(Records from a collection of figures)

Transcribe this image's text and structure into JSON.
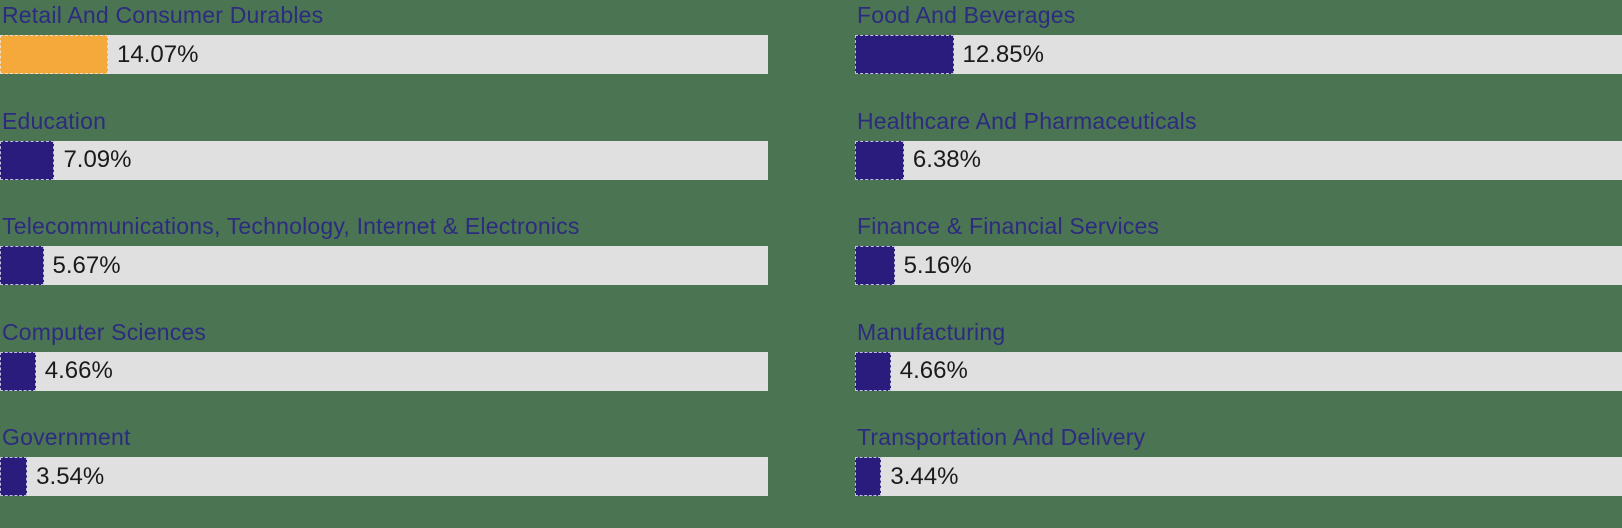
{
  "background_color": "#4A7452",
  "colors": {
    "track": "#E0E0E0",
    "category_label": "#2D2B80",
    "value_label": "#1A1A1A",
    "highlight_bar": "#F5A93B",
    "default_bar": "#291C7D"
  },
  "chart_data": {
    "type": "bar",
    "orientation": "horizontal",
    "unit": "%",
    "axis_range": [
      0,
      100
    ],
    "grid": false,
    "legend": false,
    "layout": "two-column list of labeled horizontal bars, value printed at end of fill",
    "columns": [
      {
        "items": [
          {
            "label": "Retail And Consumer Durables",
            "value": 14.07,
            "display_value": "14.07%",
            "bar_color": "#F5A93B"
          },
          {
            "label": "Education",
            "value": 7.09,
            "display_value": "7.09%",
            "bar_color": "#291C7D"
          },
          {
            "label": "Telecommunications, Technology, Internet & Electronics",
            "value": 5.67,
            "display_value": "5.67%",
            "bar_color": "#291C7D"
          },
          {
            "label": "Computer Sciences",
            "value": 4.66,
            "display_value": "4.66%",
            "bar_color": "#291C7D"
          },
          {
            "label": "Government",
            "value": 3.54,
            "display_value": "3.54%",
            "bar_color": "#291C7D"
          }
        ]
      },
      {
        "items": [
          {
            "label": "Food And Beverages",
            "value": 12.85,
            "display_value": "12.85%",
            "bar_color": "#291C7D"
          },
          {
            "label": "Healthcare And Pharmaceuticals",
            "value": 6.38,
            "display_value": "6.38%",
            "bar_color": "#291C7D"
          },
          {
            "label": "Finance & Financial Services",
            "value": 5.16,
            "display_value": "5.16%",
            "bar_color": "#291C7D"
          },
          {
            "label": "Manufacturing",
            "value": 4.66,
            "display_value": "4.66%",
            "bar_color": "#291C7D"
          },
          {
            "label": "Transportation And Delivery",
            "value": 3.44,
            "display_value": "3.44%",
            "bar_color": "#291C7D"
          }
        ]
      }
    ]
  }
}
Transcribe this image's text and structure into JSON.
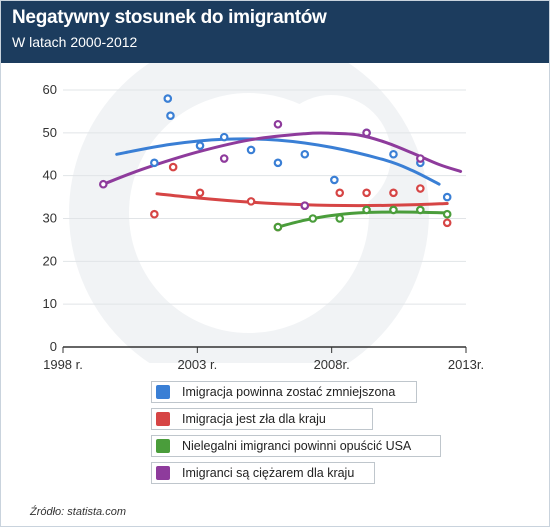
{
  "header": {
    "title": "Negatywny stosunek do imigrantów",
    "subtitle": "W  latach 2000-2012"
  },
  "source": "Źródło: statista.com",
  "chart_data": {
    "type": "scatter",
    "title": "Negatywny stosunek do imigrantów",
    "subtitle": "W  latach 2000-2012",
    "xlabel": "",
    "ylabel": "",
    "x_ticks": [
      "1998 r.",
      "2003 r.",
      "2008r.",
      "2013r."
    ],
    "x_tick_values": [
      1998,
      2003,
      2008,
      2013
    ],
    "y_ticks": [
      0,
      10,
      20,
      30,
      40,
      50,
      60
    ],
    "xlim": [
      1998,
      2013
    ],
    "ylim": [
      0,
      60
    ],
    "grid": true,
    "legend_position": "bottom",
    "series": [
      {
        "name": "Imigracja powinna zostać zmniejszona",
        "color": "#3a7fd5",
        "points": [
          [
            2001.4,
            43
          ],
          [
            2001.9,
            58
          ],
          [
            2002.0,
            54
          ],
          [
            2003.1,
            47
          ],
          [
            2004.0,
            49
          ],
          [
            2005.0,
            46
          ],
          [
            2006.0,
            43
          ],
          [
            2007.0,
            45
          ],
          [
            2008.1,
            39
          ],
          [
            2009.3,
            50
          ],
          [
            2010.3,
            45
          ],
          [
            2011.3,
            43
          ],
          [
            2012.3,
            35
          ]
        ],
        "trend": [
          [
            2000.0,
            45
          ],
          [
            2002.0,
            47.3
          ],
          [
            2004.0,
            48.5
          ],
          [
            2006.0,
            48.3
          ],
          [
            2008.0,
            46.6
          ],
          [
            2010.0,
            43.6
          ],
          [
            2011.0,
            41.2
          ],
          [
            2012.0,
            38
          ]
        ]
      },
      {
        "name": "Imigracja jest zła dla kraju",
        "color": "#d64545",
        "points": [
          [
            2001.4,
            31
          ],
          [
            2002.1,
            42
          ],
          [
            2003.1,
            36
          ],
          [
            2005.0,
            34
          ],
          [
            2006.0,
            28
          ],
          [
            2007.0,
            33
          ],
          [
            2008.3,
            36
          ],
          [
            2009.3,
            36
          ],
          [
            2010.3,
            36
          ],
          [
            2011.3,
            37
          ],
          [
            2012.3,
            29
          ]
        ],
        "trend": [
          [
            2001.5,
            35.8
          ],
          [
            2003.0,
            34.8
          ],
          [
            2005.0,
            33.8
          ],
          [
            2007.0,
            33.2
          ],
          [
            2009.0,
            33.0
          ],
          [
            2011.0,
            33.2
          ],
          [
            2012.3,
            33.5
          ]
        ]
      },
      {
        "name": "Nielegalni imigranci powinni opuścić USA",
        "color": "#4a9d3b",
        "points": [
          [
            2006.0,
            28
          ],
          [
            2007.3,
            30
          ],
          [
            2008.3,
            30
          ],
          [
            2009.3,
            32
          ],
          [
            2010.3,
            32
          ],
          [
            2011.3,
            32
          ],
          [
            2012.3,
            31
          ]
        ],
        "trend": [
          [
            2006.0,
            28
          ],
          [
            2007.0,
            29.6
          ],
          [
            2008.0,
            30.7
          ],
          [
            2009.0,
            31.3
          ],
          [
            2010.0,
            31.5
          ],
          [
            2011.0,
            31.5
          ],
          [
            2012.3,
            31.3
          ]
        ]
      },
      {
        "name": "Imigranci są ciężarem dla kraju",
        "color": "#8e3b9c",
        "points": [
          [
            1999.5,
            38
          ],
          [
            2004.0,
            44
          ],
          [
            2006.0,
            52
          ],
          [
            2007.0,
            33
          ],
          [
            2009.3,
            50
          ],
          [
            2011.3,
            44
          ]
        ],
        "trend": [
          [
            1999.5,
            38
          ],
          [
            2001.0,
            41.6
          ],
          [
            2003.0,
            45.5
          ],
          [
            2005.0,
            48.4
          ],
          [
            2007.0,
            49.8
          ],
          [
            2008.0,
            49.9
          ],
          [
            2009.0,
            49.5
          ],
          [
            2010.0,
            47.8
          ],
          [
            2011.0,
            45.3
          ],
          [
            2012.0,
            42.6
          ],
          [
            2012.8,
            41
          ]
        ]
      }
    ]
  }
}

**Given request**
Are you able to set down all the lines above exactly, without any pictures?

**Response for this exercise**
Transcribe this image's text and structure into JSON.
{
  "background_color": "#4A7452",
  "colors": {
    "track": "#E0E0E0",
    "category_label": "#2D2B80",
    "value_label": "#1A1A1A",
    "highlight_bar": "#F5A93B",
    "default_bar": "#291C7D"
  },
  "chart_data": {
    "type": "bar",
    "orientation": "horizontal",
    "unit": "%",
    "axis_range": [
      0,
      100
    ],
    "grid": false,
    "legend": false,
    "layout": "two-column list of labeled horizontal bars, value printed at end of fill",
    "columns": [
      {
        "items": [
          {
            "label": "Retail And Consumer Durables",
            "value": 14.07,
            "display_value": "14.07%",
            "bar_color": "#F5A93B"
          },
          {
            "label": "Education",
            "value": 7.09,
            "display_value": "7.09%",
            "bar_color": "#291C7D"
          },
          {
            "label": "Telecommunications, Technology, Internet & Electronics",
            "value": 5.67,
            "display_value": "5.67%",
            "bar_color": "#291C7D"
          },
          {
            "label": "Computer Sciences",
            "value": 4.66,
            "display_value": "4.66%",
            "bar_color": "#291C7D"
          },
          {
            "label": "Government",
            "value": 3.54,
            "display_value": "3.54%",
            "bar_color": "#291C7D"
          }
        ]
      },
      {
        "items": [
          {
            "label": "Food And Beverages",
            "value": 12.85,
            "display_value": "12.85%",
            "bar_color": "#291C7D"
          },
          {
            "label": "Healthcare And Pharmaceuticals",
            "value": 6.38,
            "display_value": "6.38%",
            "bar_color": "#291C7D"
          },
          {
            "label": "Finance & Financial Services",
            "value": 5.16,
            "display_value": "5.16%",
            "bar_color": "#291C7D"
          },
          {
            "label": "Manufacturing",
            "value": 4.66,
            "display_value": "4.66%",
            "bar_color": "#291C7D"
          },
          {
            "label": "Transportation And Delivery",
            "value": 3.44,
            "display_value": "3.44%",
            "bar_color": "#291C7D"
          }
        ]
      }
    ]
  }
}
Transcribe this image's text and structure into JSON.
{
  "header": {
    "title": "Negatywny stosunek do imigrantów",
    "subtitle": "W  latach 2000-2012"
  },
  "source": "Źródło: statista.com",
  "chart_data": {
    "type": "scatter",
    "title": "Negatywny stosunek do imigrantów",
    "subtitle": "W  latach 2000-2012",
    "xlabel": "",
    "ylabel": "",
    "x_ticks": [
      "1998 r.",
      "2003 r.",
      "2008r.",
      "2013r."
    ],
    "x_tick_values": [
      1998,
      2003,
      2008,
      2013
    ],
    "y_ticks": [
      0,
      10,
      20,
      30,
      40,
      50,
      60
    ],
    "xlim": [
      1998,
      2013
    ],
    "ylim": [
      0,
      60
    ],
    "grid": true,
    "legend_position": "bottom",
    "series": [
      {
        "name": "Imigracja powinna zostać zmniejszona",
        "color": "#3a7fd5",
        "points": [
          [
            2001.4,
            43
          ],
          [
            2001.9,
            58
          ],
          [
            2002.0,
            54
          ],
          [
            2003.1,
            47
          ],
          [
            2004.0,
            49
          ],
          [
            2005.0,
            46
          ],
          [
            2006.0,
            43
          ],
          [
            2007.0,
            45
          ],
          [
            2008.1,
            39
          ],
          [
            2009.3,
            50
          ],
          [
            2010.3,
            45
          ],
          [
            2011.3,
            43
          ],
          [
            2012.3,
            35
          ]
        ],
        "trend": [
          [
            2000.0,
            45
          ],
          [
            2002.0,
            47.3
          ],
          [
            2004.0,
            48.5
          ],
          [
            2006.0,
            48.3
          ],
          [
            2008.0,
            46.6
          ],
          [
            2010.0,
            43.6
          ],
          [
            2011.0,
            41.2
          ],
          [
            2012.0,
            38
          ]
        ]
      },
      {
        "name": "Imigracja jest zła dla kraju",
        "color": "#d64545",
        "points": [
          [
            2001.4,
            31
          ],
          [
            2002.1,
            42
          ],
          [
            2003.1,
            36
          ],
          [
            2005.0,
            34
          ],
          [
            2006.0,
            28
          ],
          [
            2007.0,
            33
          ],
          [
            2008.3,
            36
          ],
          [
            2009.3,
            36
          ],
          [
            2010.3,
            36
          ],
          [
            2011.3,
            37
          ],
          [
            2012.3,
            29
          ]
        ],
        "trend": [
          [
            2001.5,
            35.8
          ],
          [
            2003.0,
            34.8
          ],
          [
            2005.0,
            33.8
          ],
          [
            2007.0,
            33.2
          ],
          [
            2009.0,
            33.0
          ],
          [
            2011.0,
            33.2
          ],
          [
            2012.3,
            33.5
          ]
        ]
      },
      {
        "name": "Nielegalni imigranci powinni opuścić USA",
        "color": "#4a9d3b",
        "points": [
          [
            2006.0,
            28
          ],
          [
            2007.3,
            30
          ],
          [
            2008.3,
            30
          ],
          [
            2009.3,
            32
          ],
          [
            2010.3,
            32
          ],
          [
            2011.3,
            32
          ],
          [
            2012.3,
            31
          ]
        ],
        "trend": [
          [
            2006.0,
            28
          ],
          [
            2007.0,
            29.6
          ],
          [
            2008.0,
            30.7
          ],
          [
            2009.0,
            31.3
          ],
          [
            2010.0,
            31.5
          ],
          [
            2011.0,
            31.5
          ],
          [
            2012.3,
            31.3
          ]
        ]
      },
      {
        "name": "Imigranci są ciężarem dla kraju",
        "color": "#8e3b9c",
        "points": [
          [
            1999.5,
            38
          ],
          [
            2004.0,
            44
          ],
          [
            2006.0,
            52
          ],
          [
            2007.0,
            33
          ],
          [
            2009.3,
            50
          ],
          [
            2011.3,
            44
          ]
        ],
        "trend": [
          [
            1999.5,
            38
          ],
          [
            2001.0,
            41.6
          ],
          [
            2003.0,
            45.5
          ],
          [
            2005.0,
            48.4
          ],
          [
            2007.0,
            49.8
          ],
          [
            2008.0,
            49.9
          ],
          [
            2009.0,
            49.5
          ],
          [
            2010.0,
            47.8
          ],
          [
            2011.0,
            45.3
          ],
          [
            2012.0,
            42.6
          ],
          [
            2012.8,
            41
          ]
        ]
      }
    ]
  }
}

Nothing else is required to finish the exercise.